Using the material below, copy every line where "faut" appears.

++++ Material for the task ++++

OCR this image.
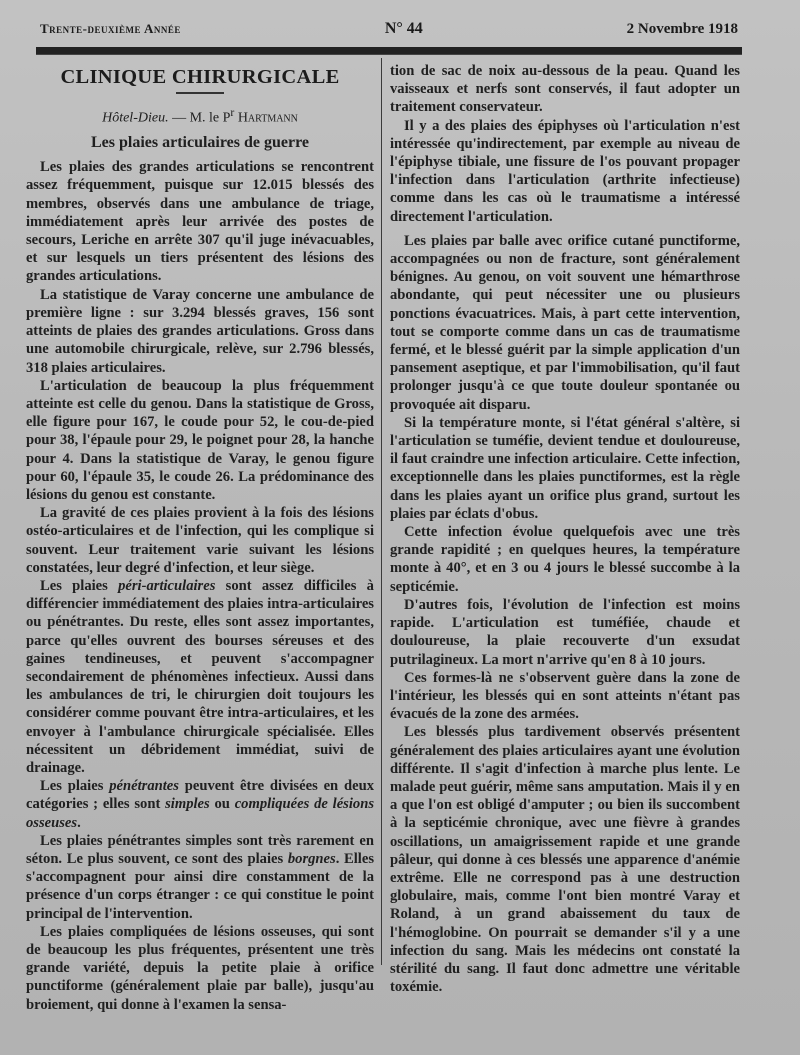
Trente-deuxième Année	N° 44	2 Novembre 1918
CLINIQUE CHIRURGICALE
Hôtel-Dieu. — M. le $P^r$ Hartmann
Les plaies articulaires de guerre

Les plaies des grandes articulations se rencontrent assez fréquemment, puisque sur 12.015 blessés des membres, observés dans une ambulance de triage, immédiatement après leur arrivée des postes de secours, Leriche en arrête 307 qu'il juge inévacuables, et sur lesquels un tiers présentent des lésions des grandes articulations.

La statistique de Varay concerne une ambulance de première ligne : sur 3.294 blessés graves, 156 sont atteints de plaies des grandes articulations. Gross dans une automobile chirurgicale, relève, sur 2.796 blessés, 318 plaies articulaires.

L'articulation de beaucoup la plus fréquemment atteinte est celle du genou. Dans la statistique de Gross, elle figure pour 167, le coude pour 52, le cou-de-pied pour 38, l'épaule pour 29, le poignet pour 28, la hanche pour 4. Dans la statistique de Varay, le genou figure pour 60, l'épaule 35, le coude 26. La prédominance des lésions du genou est constante.

La gravité de ces plaies provient à la fois des lésions ostéo-articulaires et de l'infection, qui les complique si souvent. Leur traitement varie suivant les lésions constatées, leur degré d'infection, et leur siège.

Les plaies péri-articulaires sont assez difficiles à différencier immédiatement des plaies intra-articulaires ou pénétrantes. Du reste, elles sont assez importantes, parce qu'elles ouvrent des bourses séreuses et des gaines tendineuses, et peuvent s'accompagner secondairement de phénomènes infectieux. Aussi dans les ambulances de tri, le chirurgien doit toujours les considérer comme pouvant être intra-articulaires, et les envoyer à l'ambulance chirurgicale spécialisée. Elles nécessitent un débridement immédiat, suivi de drainage.

Les plaies pénétrantes peuvent être divisées en deux catégories ; elles sont simples ou compliquées de lésions osseuses.

Les plaies pénétrantes simples sont très rarement en séton. Le plus souvent, ce sont des plaies borgnes. Elles s'accompagnent pour ainsi dire constamment de la présence d'un corps étranger : ce qui constitue le point principal de l'intervention.

Les plaies compliquées de lésions osseuses, qui sont de beaucoup les plus fréquentes, présentent une très grande variété, depuis la petite plaie à orifice punctiforme (généralement plaie par balle), jusqu'au broiement, qui donne à l'examen la sensa-

tion de sac de noix au-dessous de la peau. Quand les vaisseaux et nerfs sont conservés, il faut adopter un traitement conservateur.

Il y a des plaies des épiphyses où l'articulation n'est intéressée qu'indirectement, par exemple au niveau de l'épiphyse tibiale, une fissure de l'os pouvant propager l'infection dans l'articulation (arthrite infectieuse) comme dans les cas où le traumatisme a intéressé directement l'articulation.

Les plaies par balle avec orifice cutané punctiforme, accompagnées ou non de fracture, sont généralement bénignes. Au genou, on voit souvent une hémarthrose abondante, qui peut nécessiter une ou plusieurs ponctions évacuatrices. Mais, à part cette intervention, tout se comporte comme dans un cas de traumatisme fermé, et le blessé guérit par la simple application d'un pansement aseptique, et par l'immobilisation, qu'il faut prolonger jusqu'à ce que toute douleur spontanée ou provoquée ait disparu.

Si la température monte, si l'état général s'altère, si l'articulation se tuméfie, devient tendue et douloureuse, il faut craindre une infection articulaire. Cette infection, exceptionnelle dans les plaies punctiformes, est la règle dans les plaies ayant un orifice plus grand, surtout les plaies par éclats d'obus.

Cette infection évolue quelquefois avec une très grande rapidité ; en quelques heures, la température monte à 40°, et en 3 ou 4 jours le blessé succombe à la septicémie.

D'autres fois, l'évolution de l'infection est moins rapide. L'articulation est tuméfiée, chaude et douloureuse, la plaie recouverte d'un exsudat putrilagineux. La mort n'arrive qu'en 8 à 10 jours.

Ces formes-là ne s'observent guère dans la zone de l'intérieur, les blessés qui en sont atteints n'étant pas évacués de la zone des armées.

Les blessés plus tardivement observés présentent généralement des plaies articulaires ayant une évolution différente. Il s'agit d'infection à marche plus lente. Le malade peut guérir, même sans amputation. Mais il y en a que l'on est obligé d'amputer ; ou bien ils succombent à la septicémie chronique, avec une fièvre à grandes oscillations, un amaigrissement rapide et une grande pâleur, qui donne à ces blessés une apparence d'anémie extrême. Elle ne correspond pas à une destruction globulaire, mais, comme l'ont bien montré Varay et Roland, à un grand abaissement du taux de l'hémoglobine. On pourrait se demander s'il y a une infection du sang. Mais les médecins ont constaté la stérilité du sang. Il faut donc admettre une véritable toxémie.
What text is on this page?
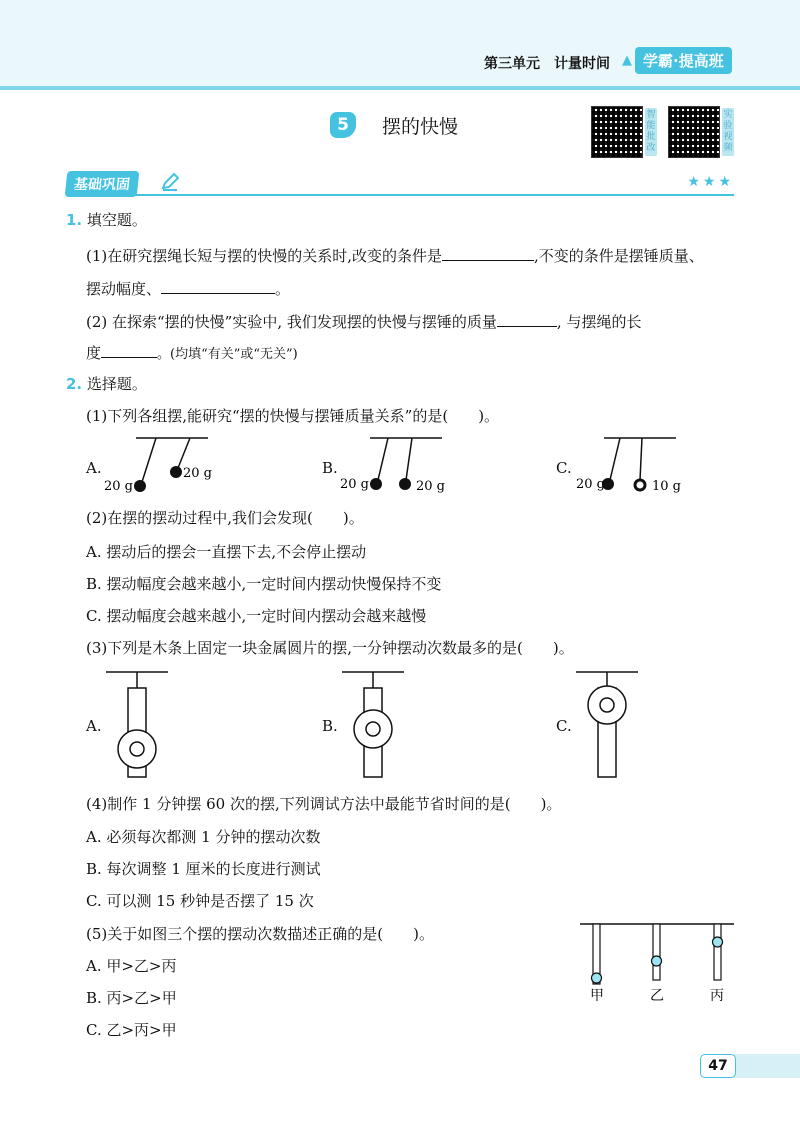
第三单元　计量时间 ▲ 学霸·提高班
5	摆的快慢
智能批改
实验视频
基础巩固	★★★
1. 填空题。
(1)在研究摆绳长短与摆的快慢的关系时,改变的条件是	,不变的条件是摆锤质量、
摆动幅度、	。
(2) 在探索“摆的快慢”实验中, 我们发现摆的快慢与摆锤的质量	, 与摆绳的长
度	。(均填“有关”或“无关”)
2. 选择题。
(1)下列各组摆,能研究“摆的快慢与摆锤质量关系”的是(　　)。
A.
20 g
20 g	B.
20 g	20 g
C.
20 g	10 g
(2)在摆的摆动过程中,我们会发现(　　)。
A. 摆动后的摆会一直摆下去,不会停止摆动
B. 摆动幅度会越来越小,一定时间内摆动快慢保持不变
C. 摆动幅度会越来越小,一定时间内摆动会越来越慢
(3)下列是木条上固定一块金属圆片的摆,一分钟摆动次数最多的是(　　)。
A.	B.	C.
(4)制作 1 分钟摆 60 次的摆,下列调试方法中最能节省时间的是(　　)。
A. 必须每次都测 1 分钟的摆动次数
B. 每次调整 1 厘米的长度进行测试
C. 可以测 15 秒钟是否摆了 15 次
(5)关于如图三个摆的摆动次数描述正确的是(　　)。
A. 甲>乙>丙
B. 丙>乙>甲
C. 乙>丙>甲
甲	乙	丙
47
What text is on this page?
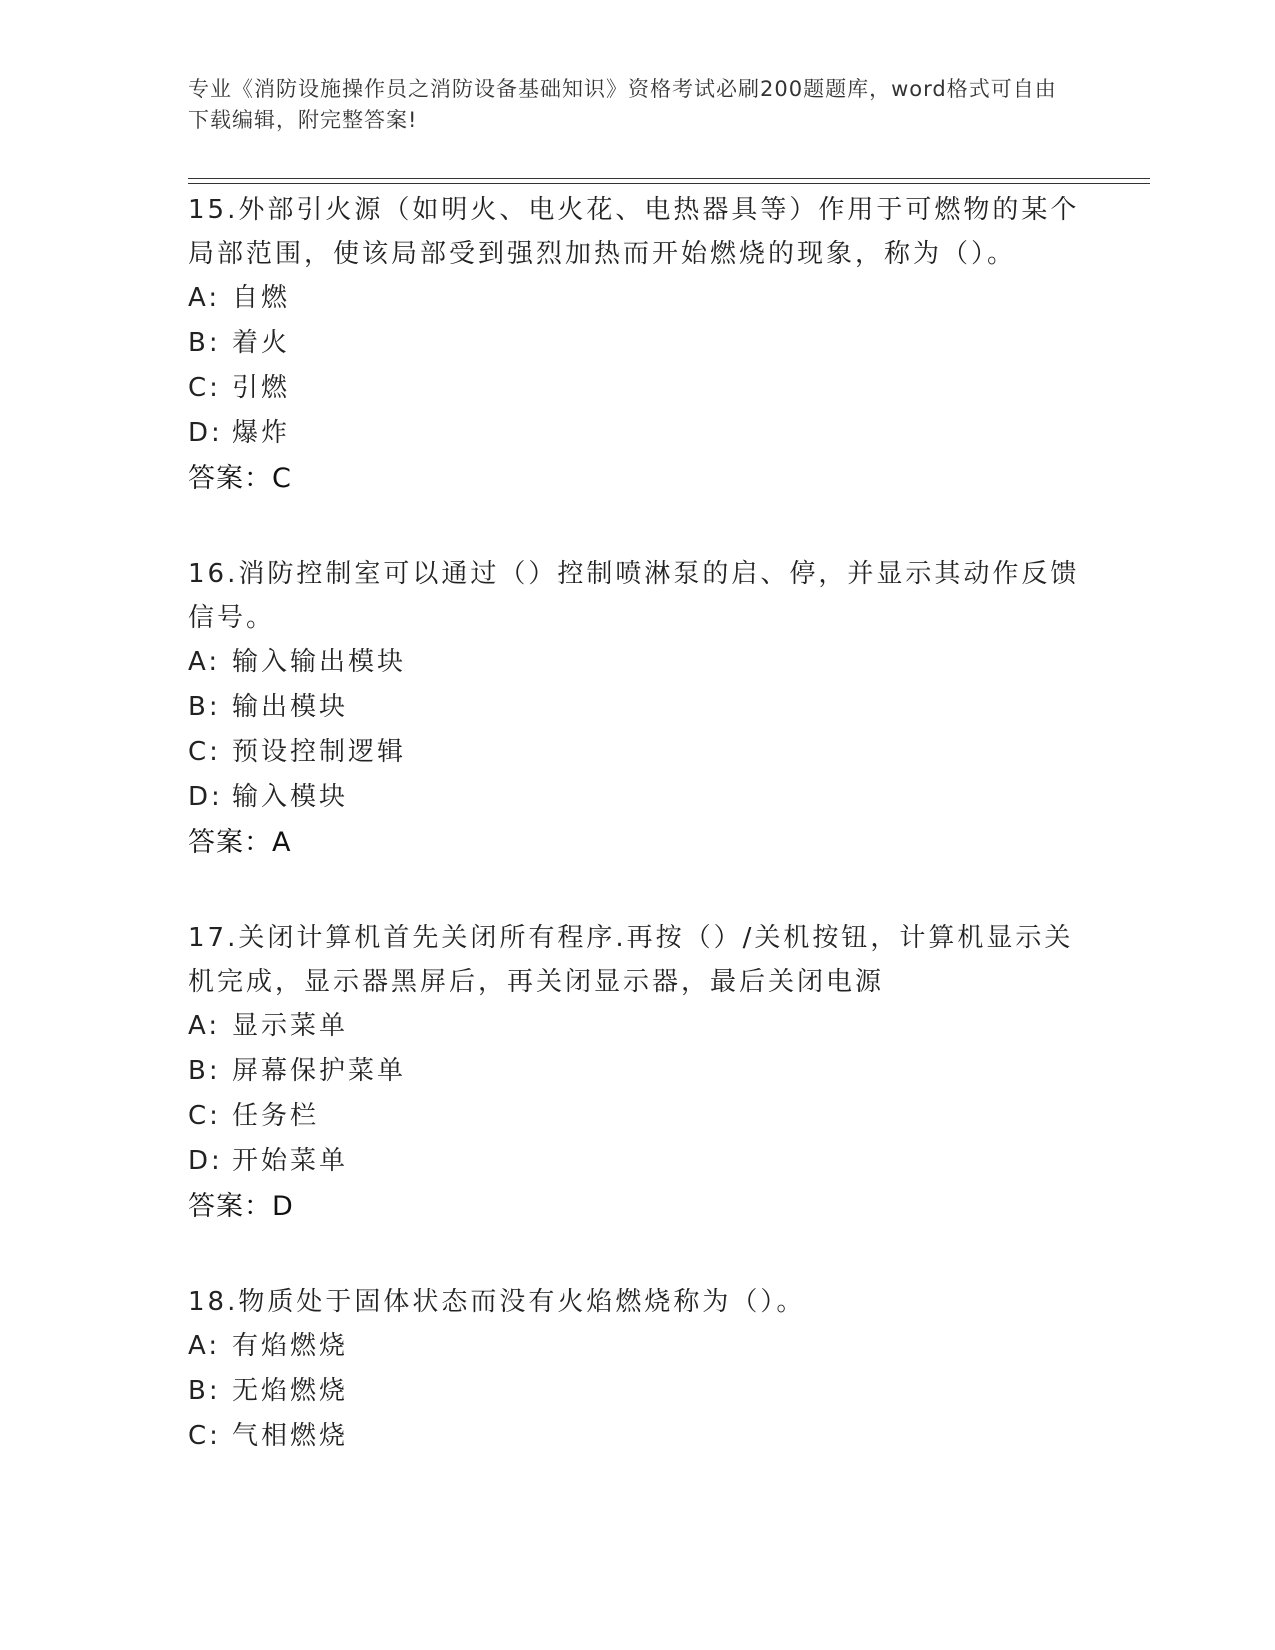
专业《消防设施操作员之消防设备基础知识》资格考试必刷200题题库，word格式可自由下载编辑，附完整答案!

15.外部引火源（如明火、电火花、电热器具等）作用于可燃物的某个局部范围，使该局部受到强烈加热而开始燃烧的现象，称为（）。

A: 自燃
B: 着火
C: 引燃
D: 爆炸
答案：C

16.消防控制室可以通过（）控制喷淋泵的启、停，并显示其动作反馈信号。

A: 输入输出模块
B: 输出模块
C: 预设控制逻辑
D: 输入模块
答案：A

17.关闭计算机首先关闭所有程序.再按（）/关机按钮，计算机显示关机完成，显示器黑屏后，再关闭显示器，最后关闭电源

A: 显示菜单
B: 屏幕保护菜单
C: 任务栏
D: 开始菜单
答案：D

18.物质处于固体状态而没有火焰燃烧称为（）。

A: 有焰燃烧
B: 无焰燃烧
C: 气相燃烧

++++

Result of the exercise:
tion de sac de noix au-dessous de la peau. Quand les vaisseaux et nerfs sont conservés, il faut adopter un traitement conservateur.
Les plaies par balle avec orifice cutané punctiforme, accompagnées ou non de fracture, sont généralement bénignes. Au genou, on voit souvent une hémarthrose abondante, qui peut nécessiter une ou plusieurs ponctions évacuatrices. Mais, à part cette intervention, tout se comporte comme dans un cas de traumatisme fermé, et le blessé guérit par la simple application d'un pansement aseptique, et par l'immobilisation, qu'il faut prolonger jusqu'à ce que toute douleur spontanée ou provoquée ait disparu.
Si la température monte, si l'état général s'altère, si l'articulation se tuméfie, devient tendue et douloureuse, il faut craindre une infection articulaire. Cette infection, exceptionnelle dans les plaies punctiformes, est la règle dans les plaies ayant un orifice plus grand, surtout les plaies par éclats d'obus.
Les blessés plus tardivement observés présentent généralement des plaies articulaires ayant une évolution différente. Il s'agit d'infection à marche plus lente. Le malade peut guérir, même sans amputation. Mais il y en a que l'on est obligé d'amputer ; ou bien ils succombent à la septicémie chronique, avec une fièvre à grandes oscillations, un amaigrissement rapide et une grande pâleur, qui donne à ces blessés une apparence d'anémie extrême. Elle ne correspond pas à une destruction globulaire, mais, comme l'ont bien montré Varay et Roland, à un grand abaissement du taux de l'hémoglobine. On pourrait se demander s'il y a une infection du sang. Mais les médecins ont constaté la stérilité du sang. Il faut donc admettre une véritable toxémie.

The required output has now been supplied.